● TASK REQUIREMENTS: Copy each entry as it stands, leaving nothing out.

● DATA SHOWN:

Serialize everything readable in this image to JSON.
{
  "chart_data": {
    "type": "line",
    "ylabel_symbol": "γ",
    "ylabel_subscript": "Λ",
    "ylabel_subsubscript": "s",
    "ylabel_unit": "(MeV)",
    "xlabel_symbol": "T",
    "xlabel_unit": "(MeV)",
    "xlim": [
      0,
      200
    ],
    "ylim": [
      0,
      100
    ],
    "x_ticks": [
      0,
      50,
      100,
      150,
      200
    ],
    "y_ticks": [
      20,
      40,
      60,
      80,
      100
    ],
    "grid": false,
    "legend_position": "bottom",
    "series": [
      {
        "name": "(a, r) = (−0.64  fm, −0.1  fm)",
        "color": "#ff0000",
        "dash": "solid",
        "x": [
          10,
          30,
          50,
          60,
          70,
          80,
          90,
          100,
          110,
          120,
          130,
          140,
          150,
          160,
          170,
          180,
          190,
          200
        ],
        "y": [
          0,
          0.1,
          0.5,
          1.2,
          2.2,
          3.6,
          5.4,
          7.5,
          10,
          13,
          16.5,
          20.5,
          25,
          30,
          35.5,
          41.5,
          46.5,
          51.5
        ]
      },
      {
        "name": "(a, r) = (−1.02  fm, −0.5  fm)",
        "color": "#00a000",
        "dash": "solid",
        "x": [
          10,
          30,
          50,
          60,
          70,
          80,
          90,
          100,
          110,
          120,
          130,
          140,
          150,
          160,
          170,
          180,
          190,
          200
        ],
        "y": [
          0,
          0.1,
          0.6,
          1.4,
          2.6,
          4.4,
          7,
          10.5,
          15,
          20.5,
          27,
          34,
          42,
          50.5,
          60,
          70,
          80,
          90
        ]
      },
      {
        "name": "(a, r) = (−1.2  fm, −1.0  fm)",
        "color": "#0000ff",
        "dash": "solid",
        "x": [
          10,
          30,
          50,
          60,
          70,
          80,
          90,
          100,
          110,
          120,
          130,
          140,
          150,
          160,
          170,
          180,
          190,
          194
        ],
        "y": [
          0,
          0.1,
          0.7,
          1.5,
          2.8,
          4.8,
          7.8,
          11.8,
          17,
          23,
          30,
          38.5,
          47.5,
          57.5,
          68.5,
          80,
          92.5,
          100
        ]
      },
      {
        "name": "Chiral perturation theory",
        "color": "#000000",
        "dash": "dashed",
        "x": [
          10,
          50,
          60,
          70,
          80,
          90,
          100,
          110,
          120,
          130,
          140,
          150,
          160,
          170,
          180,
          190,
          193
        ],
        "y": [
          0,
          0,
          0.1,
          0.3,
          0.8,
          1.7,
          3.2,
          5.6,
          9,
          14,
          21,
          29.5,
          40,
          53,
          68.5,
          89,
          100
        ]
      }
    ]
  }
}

● WRITTEN SOLUTION:
Serialize everything readable in this image to JSON.
{
  "chart_data": {
    "type": "line",
    "ylabel_symbol": "γ",
    "ylabel_subscript": "Λ",
    "ylabel_subsubscript": "s",
    "ylabel_unit": "(MeV)",
    "xlabel_symbol": "T",
    "xlabel_unit": "(MeV)",
    "xlim": [
      0,
      200
    ],
    "ylim": [
      0,
      100
    ],
    "x_ticks": [
      0,
      50,
      100,
      150,
      200
    ],
    "y_ticks": [
      20,
      40,
      60,
      80,
      100
    ],
    "grid": false,
    "legend_position": "bottom",
    "series": [
      {
        "name": "(a, r) = (−0.64  fm, −0.1  fm)",
        "color": "#ff0000",
        "dash": "solid",
        "x": [
          10,
          30,
          50,
          60,
          70,
          80,
          90,
          100,
          110,
          120,
          130,
          140,
          150,
          160,
          170,
          180,
          190,
          200
        ],
        "y": [
          0,
          0.1,
          0.5,
          1.2,
          2.2,
          3.6,
          5.4,
          7.5,
          10,
          13,
          16.5,
          20.5,
          25,
          30,
          35.5,
          41.5,
          46.5,
          51.5
        ]
      },
      {
        "name": "(a, r) = (−1.02  fm, −0.5  fm)",
        "color": "#00a000",
        "dash": "solid",
        "x": [
          10,
          30,
          50,
          60,
          70,
          80,
          90,
          100,
          110,
          120,
          130,
          140,
          150,
          160,
          170,
          180,
          190,
          200
        ],
        "y": [
          0,
          0.1,
          0.6,
          1.4,
          2.6,
          4.4,
          7,
          10.5,
          15,
          20.5,
          27,
          34,
          42,
          50.5,
          60,
          70,
          80,
          90
        ]
      },
      {
        "name": "(a, r) = (−1.2  fm, −1.0  fm)",
        "color": "#0000ff",
        "dash": "solid",
        "x": [
          10,
          30,
          50,
          60,
          70,
          80,
          90,
          100,
          110,
          120,
          130,
          140,
          150,
          160,
          170,
          180,
          190,
          194
        ],
        "y": [
          0,
          0.1,
          0.7,
          1.5,
          2.8,
          4.8,
          7.8,
          11.8,
          17,
          23,
          30,
          38.5,
          47.5,
          57.5,
          68.5,
          80,
          92.5,
          100
        ]
      },
      {
        "name": "Chiral perturation theory",
        "color": "#000000",
        "dash": "dashed",
        "x": [
          10,
          50,
          60,
          70,
          80,
          90,
          100,
          110,
          120,
          130,
          140,
          150,
          160,
          170,
          180,
          190,
          193
        ],
        "y": [
          0,
          0,
          0.1,
          0.3,
          0.8,
          1.7,
          3.2,
          5.6,
          9,
          14,
          21,
          29.5,
          40,
          53,
          68.5,
          89,
          100
        ]
      }
    ]
  }
}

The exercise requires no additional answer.